--- BEGIN MATERIAL PROVIDED ---

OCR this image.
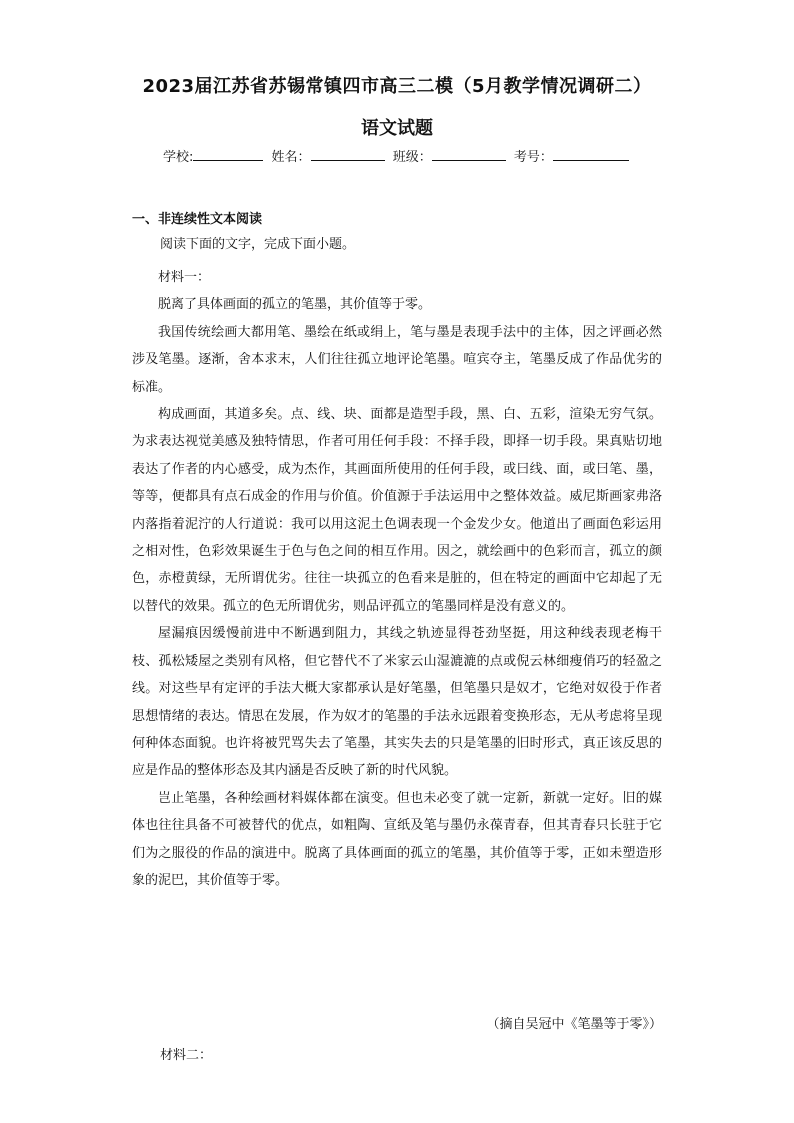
2023届江苏省苏锡常镇四市高三二模（5月教学情况调研二）
语文试题
学校:	姓名：	班级：	考号：
一、非连续性文本阅读
阅读下面的文字，完成下面小题。

材料一：

脱离了具体画面的孤立的笔墨，其价值等于零。

我国传统绘画大都用笔、墨绘在纸或绢上，笔与墨是表现手法中的主体，因之评画必然涉及笔墨。逐渐，舍本求末，人们往往孤立地评论笔墨。喧宾夺主，笔墨反成了作品优劣的标准。

构成画面，其道多矣。点、线、块、面都是造型手段，黑、白、五彩，渲染无穷气氛。为求表达视觉美感及独特情思，作者可用任何手段：不择手段，即择一切手段。果真贴切地表达了作者的内心感受，成为杰作，其画面所使用的任何手段，或曰线、面，或曰笔、墨，等等，便都具有点石成金的作用与价值。价值源于手法运用中之整体效益。威尼斯画家弗洛内落指着泥泞的人行道说：我可以用这泥土色调表现一个金发少女。他道出了画面色彩运用之相对性，色彩效果诞生于色与色之间的相互作用。因之，就绘画中的色彩而言，孤立的颜色，赤橙黄绿，无所谓优劣。往往一块孤立的色看来是脏的，但在特定的画面中它却起了无以替代的效果。孤立的色无所谓优劣，则品评孤立的笔墨同样是没有意义的。

屋漏痕因缓慢前进中不断遇到阻力，其线之轨迹显得苍劲坚挺，用这种线表现老梅干枝、孤松矮屋之类别有风格，但它替代不了米家云山湿漉漉的点或倪云林细瘦俏巧的轻盈之线。对这些早有定评的手法大概大家都承认是好笔墨，但笔墨只是奴才，它绝对奴役于作者思想情绪的表达。情思在发展，作为奴才的笔墨的手法永远跟着变换形态，无从考虑将呈现何种体态面貌。也许将被咒骂失去了笔墨，其实失去的只是笔墨的旧时形式，真正该反思的应是作品的整体形态及其内涵是否反映了新的时代风貌。

岂止笔墨，各种绘画材料媒体都在演变。但也未必变了就一定新，新就一定好。旧的媒体也往往具备不可被替代的优点，如粗陶、宣纸及笔与墨仍永葆青春，但其青春只长驻于它们为之服役的作品的演进中。脱离了具体画面的孤立的笔墨，其价值等于零，正如未塑造形象的泥巴，其价值等于零。

（摘自吴冠中《笔墨等于零》）
材料二：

--- END MATERIAL PROVIDED ---

WRITTEN PROBLEM>
From the data above, work out how many lines hold "其价值等于零". Answer with the number alone.

ANSWER BELOW>
2